___ Listed entries ___

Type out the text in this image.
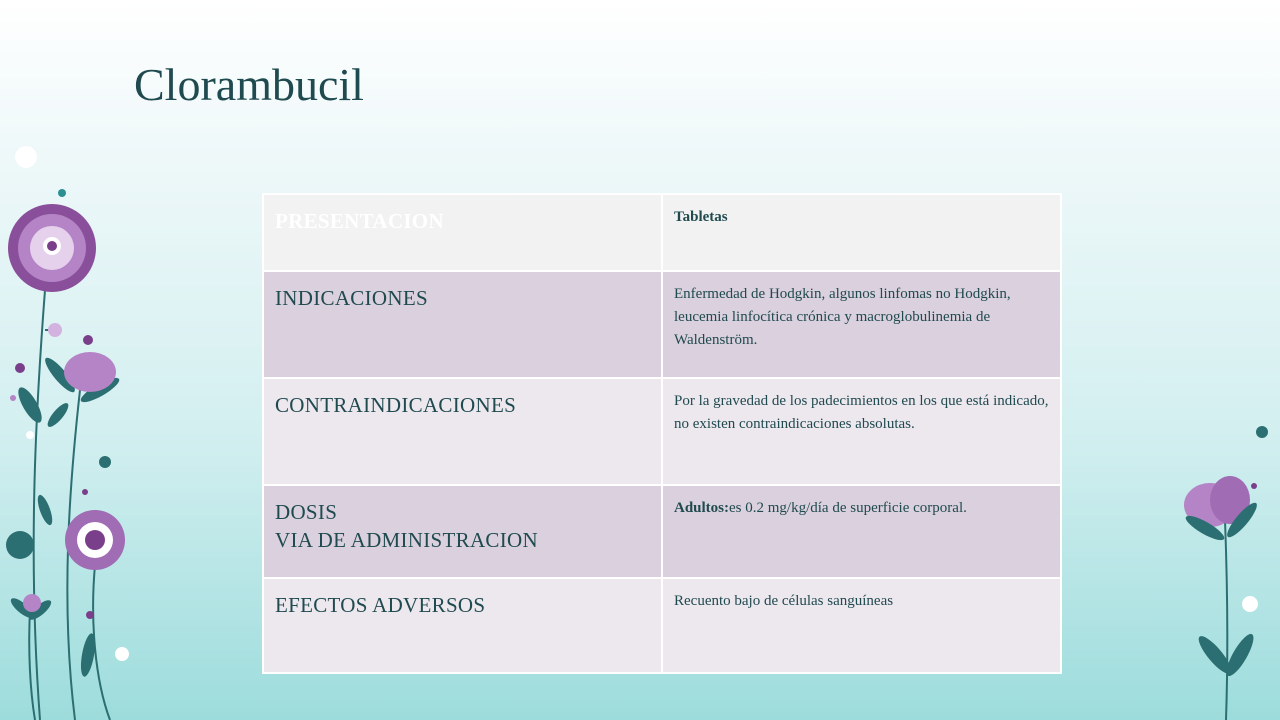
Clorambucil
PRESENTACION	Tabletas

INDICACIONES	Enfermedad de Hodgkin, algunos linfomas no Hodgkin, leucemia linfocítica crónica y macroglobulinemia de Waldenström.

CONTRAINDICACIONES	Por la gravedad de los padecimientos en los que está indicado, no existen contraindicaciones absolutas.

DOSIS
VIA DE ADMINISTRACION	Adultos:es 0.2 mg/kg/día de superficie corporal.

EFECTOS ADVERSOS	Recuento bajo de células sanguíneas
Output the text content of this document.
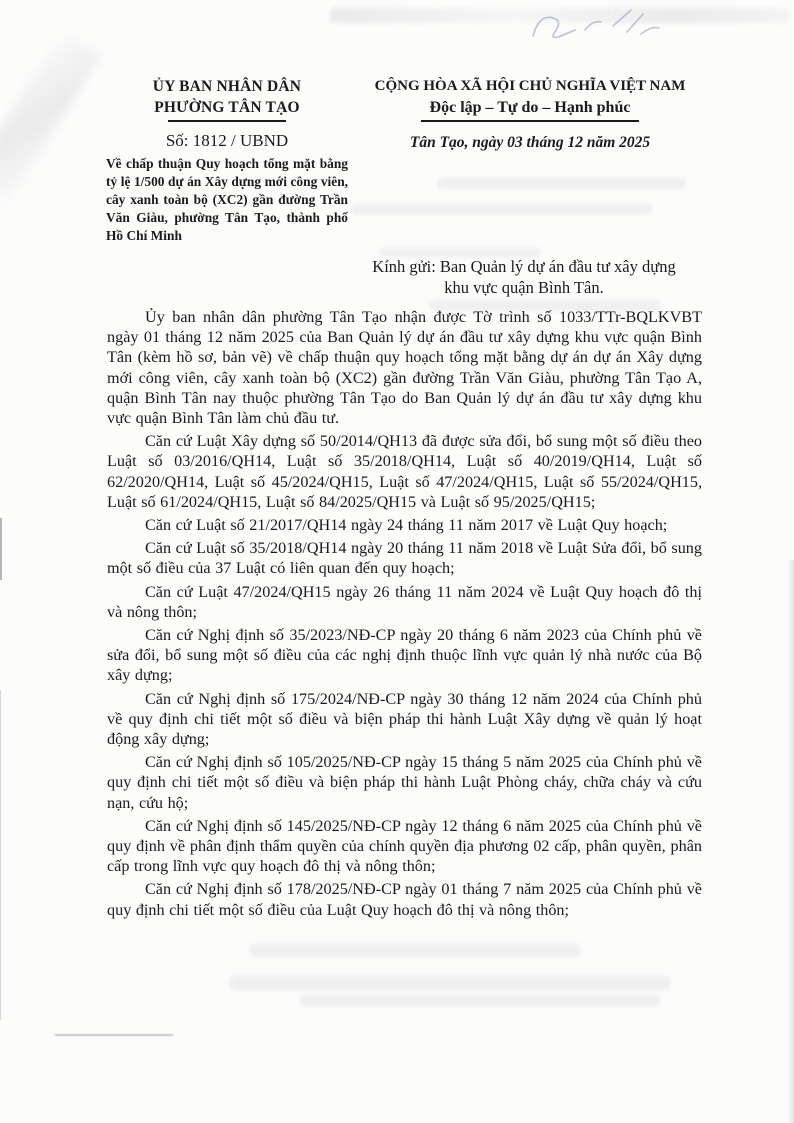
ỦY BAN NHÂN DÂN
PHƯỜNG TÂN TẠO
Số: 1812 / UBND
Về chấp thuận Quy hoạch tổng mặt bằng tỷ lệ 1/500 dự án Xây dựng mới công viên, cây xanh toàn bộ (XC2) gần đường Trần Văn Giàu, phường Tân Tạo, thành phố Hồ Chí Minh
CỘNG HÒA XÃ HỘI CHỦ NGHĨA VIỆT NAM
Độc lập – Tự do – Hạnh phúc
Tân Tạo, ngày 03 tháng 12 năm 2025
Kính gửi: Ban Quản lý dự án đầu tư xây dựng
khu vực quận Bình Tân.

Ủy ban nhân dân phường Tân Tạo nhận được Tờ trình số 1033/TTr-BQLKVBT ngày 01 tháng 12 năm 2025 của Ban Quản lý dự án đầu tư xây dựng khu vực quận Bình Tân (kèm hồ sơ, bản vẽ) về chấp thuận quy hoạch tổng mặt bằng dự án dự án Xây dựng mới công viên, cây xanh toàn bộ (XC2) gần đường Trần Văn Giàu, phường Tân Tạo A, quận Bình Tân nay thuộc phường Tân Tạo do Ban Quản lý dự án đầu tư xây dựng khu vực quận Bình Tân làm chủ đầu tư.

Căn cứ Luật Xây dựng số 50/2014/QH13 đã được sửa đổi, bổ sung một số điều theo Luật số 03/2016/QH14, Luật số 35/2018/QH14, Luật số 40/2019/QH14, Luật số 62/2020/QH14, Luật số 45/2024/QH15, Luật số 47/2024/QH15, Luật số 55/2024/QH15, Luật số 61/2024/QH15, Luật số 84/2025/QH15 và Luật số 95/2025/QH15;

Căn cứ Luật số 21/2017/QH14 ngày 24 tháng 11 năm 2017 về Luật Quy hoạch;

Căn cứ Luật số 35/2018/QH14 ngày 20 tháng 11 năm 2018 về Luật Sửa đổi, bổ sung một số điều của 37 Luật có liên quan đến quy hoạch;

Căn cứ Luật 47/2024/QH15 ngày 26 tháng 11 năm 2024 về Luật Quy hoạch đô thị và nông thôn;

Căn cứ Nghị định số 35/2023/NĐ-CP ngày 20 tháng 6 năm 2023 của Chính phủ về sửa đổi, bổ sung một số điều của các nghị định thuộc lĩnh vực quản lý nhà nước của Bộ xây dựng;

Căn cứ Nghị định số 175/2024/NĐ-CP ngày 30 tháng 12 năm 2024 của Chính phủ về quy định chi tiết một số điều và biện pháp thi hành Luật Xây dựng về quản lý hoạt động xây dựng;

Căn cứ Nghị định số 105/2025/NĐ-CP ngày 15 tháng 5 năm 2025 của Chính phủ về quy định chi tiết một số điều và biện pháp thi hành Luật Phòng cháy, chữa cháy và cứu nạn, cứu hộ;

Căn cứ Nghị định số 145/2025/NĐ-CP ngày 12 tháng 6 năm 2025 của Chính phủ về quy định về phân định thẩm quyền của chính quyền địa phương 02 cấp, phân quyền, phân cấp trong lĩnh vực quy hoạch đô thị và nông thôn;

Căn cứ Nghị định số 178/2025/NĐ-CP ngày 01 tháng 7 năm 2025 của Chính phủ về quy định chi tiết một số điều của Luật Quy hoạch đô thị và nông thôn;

___

**Aim of the task:** Leaving aside the images, write out the entries above word for word.

**Answer for the task:**
Type out the text in this image.
Clorambucil
PRESENTACION	Tabletas

INDICACIONES	Enfermedad de Hodgkin, algunos linfomas no Hodgkin, leucemia linfocítica crónica y macroglobulinemia de Waldenström.

CONTRAINDICACIONES	Por la gravedad de los padecimientos en los que está indicado, no existen contraindicaciones absolutas.

DOSIS
VIA DE ADMINISTRACION	Adultos:es 0.2 mg/kg/día de superficie corporal.

EFECTOS ADVERSOS	Recuento bajo de células sanguíneas
Output the text content of this document.
ỦY BAN NHÂN DÂN
PHƯỜNG TÂN TẠO
Số: 1812 / UBND
Về chấp thuận Quy hoạch tổng mặt bằng tỷ lệ 1/500 dự án Xây dựng mới công viên, cây xanh toàn bộ (XC2) gần đường Trần Văn Giàu, phường Tân Tạo, thành phố Hồ Chí Minh
CỘNG HÒA XÃ HỘI CHỦ NGHĨA VIỆT NAM
Độc lập – Tự do – Hạnh phúc
Tân Tạo, ngày 03 tháng 12 năm 2025
Kính gửi: Ban Quản lý dự án đầu tư xây dựng
khu vực quận Bình Tân.

Ủy ban nhân dân phường Tân Tạo nhận được Tờ trình số 1033/TTr-BQLKVBT ngày 01 tháng 12 năm 2025 của Ban Quản lý dự án đầu tư xây dựng khu vực quận Bình Tân (kèm hồ sơ, bản vẽ) về chấp thuận quy hoạch tổng mặt bằng dự án dự án Xây dựng mới công viên, cây xanh toàn bộ (XC2) gần đường Trần Văn Giàu, phường Tân Tạo A, quận Bình Tân nay thuộc phường Tân Tạo do Ban Quản lý dự án đầu tư xây dựng khu vực quận Bình Tân làm chủ đầu tư.

Căn cứ Luật Xây dựng số 50/2014/QH13 đã được sửa đổi, bổ sung một số điều theo Luật số 03/2016/QH14, Luật số 35/2018/QH14, Luật số 40/2019/QH14, Luật số 62/2020/QH14, Luật số 45/2024/QH15, Luật số 47/2024/QH15, Luật số 55/2024/QH15, Luật số 61/2024/QH15, Luật số 84/2025/QH15 và Luật số 95/2025/QH15;

Căn cứ Luật số 21/2017/QH14 ngày 24 tháng 11 năm 2017 về Luật Quy hoạch;

Căn cứ Luật số 35/2018/QH14 ngày 20 tháng 11 năm 2018 về Luật Sửa đổi, bổ sung một số điều của 37 Luật có liên quan đến quy hoạch;

Căn cứ Luật 47/2024/QH15 ngày 26 tháng 11 năm 2024 về Luật Quy hoạch đô thị và nông thôn;

Căn cứ Nghị định số 35/2023/NĐ-CP ngày 20 tháng 6 năm 2023 của Chính phủ về sửa đổi, bổ sung một số điều của các nghị định thuộc lĩnh vực quản lý nhà nước của Bộ xây dựng;

Căn cứ Nghị định số 175/2024/NĐ-CP ngày 30 tháng 12 năm 2024 của Chính phủ về quy định chi tiết một số điều và biện pháp thi hành Luật Xây dựng về quản lý hoạt động xây dựng;

Căn cứ Nghị định số 105/2025/NĐ-CP ngày 15 tháng 5 năm 2025 của Chính phủ về quy định chi tiết một số điều và biện pháp thi hành Luật Phòng cháy, chữa cháy và cứu nạn, cứu hộ;

Căn cứ Nghị định số 145/2025/NĐ-CP ngày 12 tháng 6 năm 2025 của Chính phủ về quy định về phân định thẩm quyền của chính quyền địa phương 02 cấp, phân quyền, phân cấp trong lĩnh vực quy hoạch đô thị và nông thôn;

Căn cứ Nghị định số 178/2025/NĐ-CP ngày 01 tháng 7 năm 2025 của Chính phủ về quy định chi tiết một số điều của Luật Quy hoạch đô thị và nông thôn;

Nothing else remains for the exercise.